# YOUR GOAL
Only the number is wanted: how many lines hold the word "Шотта"?
----------
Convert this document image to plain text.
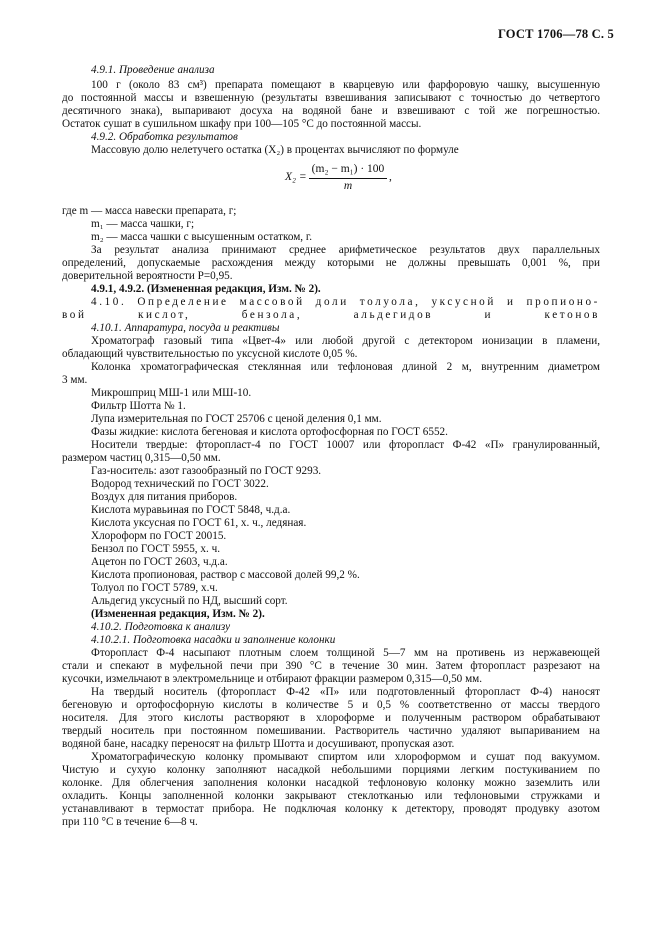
ГОСТ 1706—78 С. 5
X₂ =
(m₂ − m₁) · 100
m
,
4.9.1. Проведение анализа
100 г (около 83 см³) препарата помещают в кварцевую или фарфоровую чашку, высушенную
до постоянной массы и взвешенную (результаты взвешивания записывают с точностью до четвертого
десятичного знака), выпаривают досуха на водяной бане и взвешивают с той же погрешностью.
Остаток сушат в сушильном шкафу при 100—105 °С до постоянной массы.
4.9.2. Обработка результатов
Массовую долю нелетучего остатка (X₂) в процентах вычисляют по формуле
где m — масса навески препарата, г;
m₁ — масса чашки, г;
m₂ — масса чашки с высушенным остатком, г.
За результат анализа принимают среднее арифметическое результатов двух параллельных
определений, допускаемые расхождения между которыми не должны превышать 0,001 %, при
доверительной вероятности P=0,95.
4.9.1, 4.9.2. (Измененная редакция, Изм. № 2).
4.10. Определение массовой доли толуола, уксусной и пропионо-
вой кислот, бензола, альдегидов и кетонов
4.10.1. Аппаратура, посуда и реактивы
Хроматограф газовый типа «Цвет-4» или любой другой с детектором ионизации в пламени,
обладающий чувствительностью по уксусной кислоте 0,05 %.
Колонка хроматографическая стеклянная или тефлоновая длиной 2 м, внутренним диаметром
3 мм.
Микрошприц МШ-1 или МШ-10.
Фильтр Шотта № 1.
Лупа измерительная по ГОСТ 25706 с ценой деления 0,1 мм.
Фазы жидкие: кислота бегеновая и кислота ортофосфорная по ГОСТ 6552.
Носители твердые: фторопласт-4 по ГОСТ 10007 или фторопласт Ф-42 «П» гранулированный,
размером частиц 0,315—0,50 мм.
Газ-носитель: азот газообразный по ГОСТ 9293.
Водород технический по ГОСТ 3022.
Воздух для питания приборов.
Кислота муравьиная по ГОСТ 5848, ч.д.а.
Кислота уксусная по ГОСТ 61, х. ч., ледяная.
Хлороформ по ГОСТ 20015.
Бензол по ГОСТ 5955, х. ч.
Ацетон по ГОСТ 2603, ч.д.а.
Кислота пропионовая, раствор с массовой долей 99,2 %.
Толуол по ГОСТ 5789, х.ч.
Альдегид уксусный по НД, высший сорт.
(Измененная редакция, Изм. № 2).
4.10.2. Подготовка к анализу
4.10.2.1. Подготовка насадки и заполнение колонки
Фторопласт Ф-4 насыпают плотным слоем толщиной 5—7 мм на противень из нержавеющей
стали и спекают в муфельной печи при 390 °С в течение 30 мин. Затем фторопласт разрезают на
кусочки, измельчают в электромельнице и отбирают фракции размером 0,315—0,50 мм.
На твердый носитель (фторопласт Ф-42 «П» или подготовленный фторопласт Ф-4) наносят
бегеновую и ортофосфорную кислоты в количестве 5 и 0,5 % соответственно от массы твердого
носителя. Для этого кислоты растворяют в хлороформе и полученным раствором обрабатывают
твердый носитель при постоянном помешивании. Растворитель частично удаляют выпариванием на
водяной бане, насадку переносят на фильтр Шотта и досушивают, пропуская азот.
Хроматографическую колонку промывают спиртом или хлороформом и сушат под вакуумом.
Чистую и сухую колонку заполняют насадкой небольшими порциями легким постукиванием по
колонке. Для облегчения заполнения колонки насадкой тефлоновую колонку можно заземлить или
охладить. Концы заполненной колонки закрывают стеклотканью или тефлоновыми стружками и
устанавливают в термостат прибора. Не подключая колонку к детектору, проводят продувку азотом
при 110 °С в течение 6—8 ч.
----------
# ANSWER TO THE PROBLEM
2